== What is expected ==
Gather each line containing the string "text" from these entries.

== Input ==

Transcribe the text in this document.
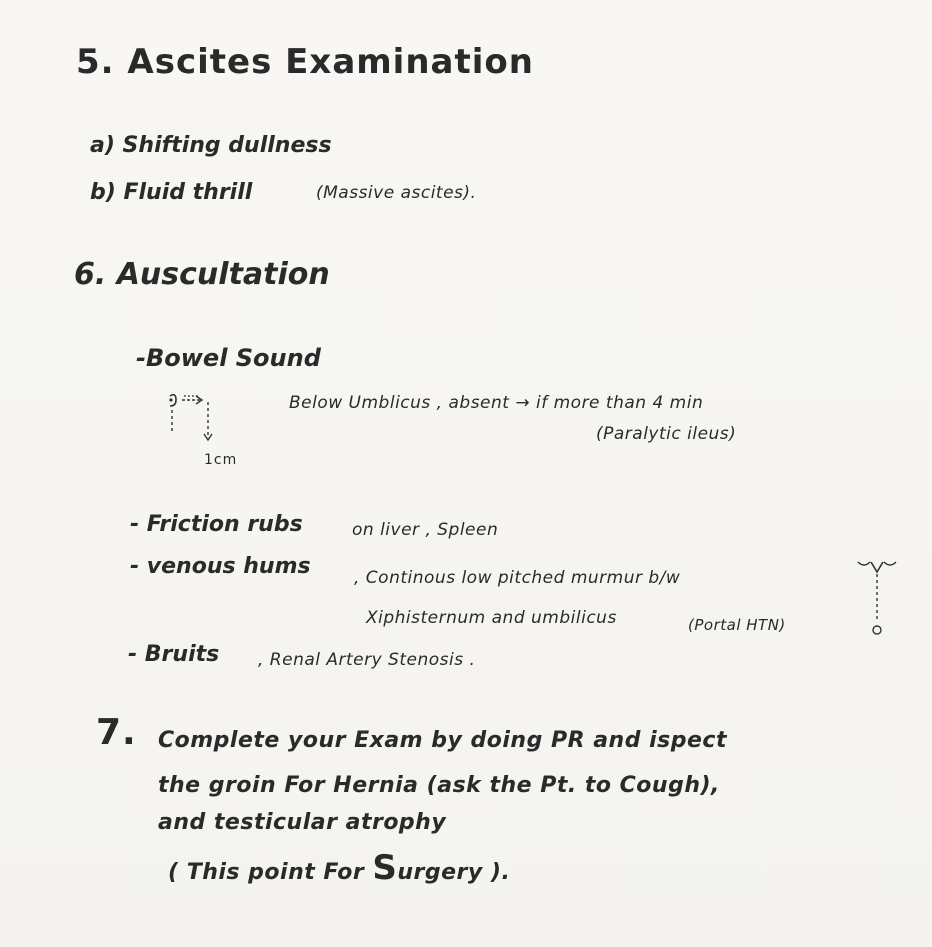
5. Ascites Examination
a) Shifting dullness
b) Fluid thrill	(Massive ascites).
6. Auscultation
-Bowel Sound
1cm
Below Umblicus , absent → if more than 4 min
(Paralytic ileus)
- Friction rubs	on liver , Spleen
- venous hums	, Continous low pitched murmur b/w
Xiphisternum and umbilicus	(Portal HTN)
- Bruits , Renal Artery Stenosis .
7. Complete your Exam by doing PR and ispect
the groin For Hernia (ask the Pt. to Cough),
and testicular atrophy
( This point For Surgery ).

---

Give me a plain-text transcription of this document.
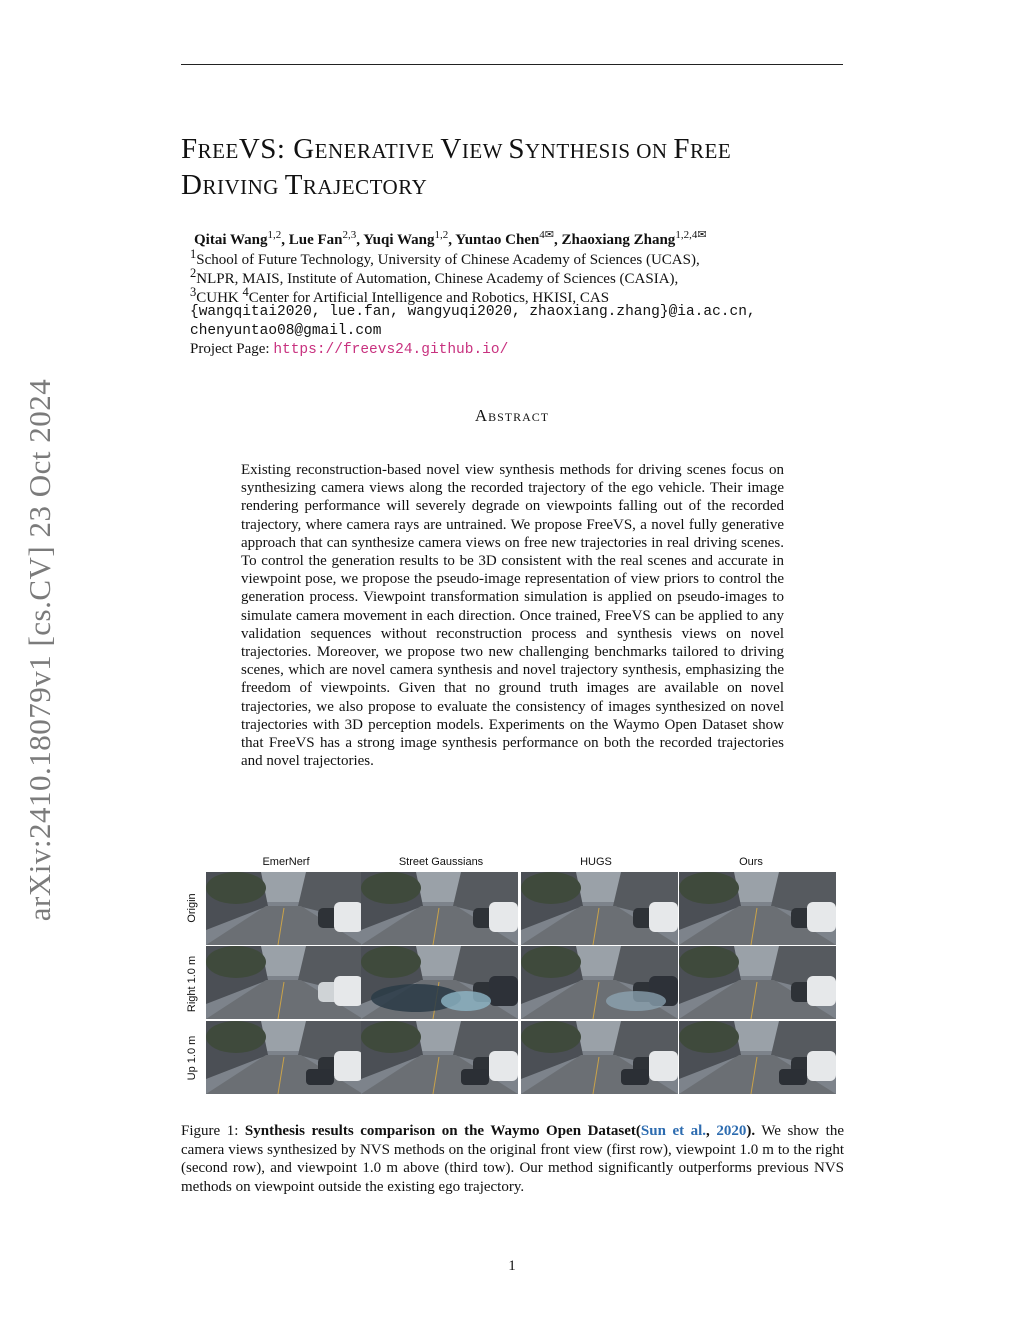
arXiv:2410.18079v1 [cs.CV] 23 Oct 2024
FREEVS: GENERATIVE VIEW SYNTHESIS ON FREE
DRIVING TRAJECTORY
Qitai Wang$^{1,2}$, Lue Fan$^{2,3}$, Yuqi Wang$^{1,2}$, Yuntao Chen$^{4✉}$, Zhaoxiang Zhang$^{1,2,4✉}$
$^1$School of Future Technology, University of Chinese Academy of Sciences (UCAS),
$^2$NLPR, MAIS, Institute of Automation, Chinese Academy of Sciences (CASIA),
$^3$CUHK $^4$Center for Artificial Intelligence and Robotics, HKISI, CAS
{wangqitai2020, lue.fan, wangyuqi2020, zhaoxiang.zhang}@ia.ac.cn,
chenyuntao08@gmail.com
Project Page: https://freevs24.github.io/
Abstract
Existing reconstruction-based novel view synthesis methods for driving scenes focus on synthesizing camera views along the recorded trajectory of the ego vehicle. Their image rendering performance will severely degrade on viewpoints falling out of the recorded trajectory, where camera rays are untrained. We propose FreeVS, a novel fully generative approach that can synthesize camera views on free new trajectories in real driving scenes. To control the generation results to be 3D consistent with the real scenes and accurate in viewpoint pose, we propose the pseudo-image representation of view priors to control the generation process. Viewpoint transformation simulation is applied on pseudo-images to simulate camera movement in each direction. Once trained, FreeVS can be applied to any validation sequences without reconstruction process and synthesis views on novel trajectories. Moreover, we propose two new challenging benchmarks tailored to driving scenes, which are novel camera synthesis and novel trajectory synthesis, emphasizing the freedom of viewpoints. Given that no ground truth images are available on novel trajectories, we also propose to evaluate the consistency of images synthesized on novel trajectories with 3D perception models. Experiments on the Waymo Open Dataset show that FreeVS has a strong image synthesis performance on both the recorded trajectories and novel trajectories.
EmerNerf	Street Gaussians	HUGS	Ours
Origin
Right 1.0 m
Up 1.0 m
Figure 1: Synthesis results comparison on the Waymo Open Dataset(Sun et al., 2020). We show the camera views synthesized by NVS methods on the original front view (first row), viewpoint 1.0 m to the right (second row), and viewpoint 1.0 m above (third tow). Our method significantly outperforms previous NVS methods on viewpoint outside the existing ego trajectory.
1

== Written answer ==
Transcribe the text in this document.
Give me a plain-text transcription of this document.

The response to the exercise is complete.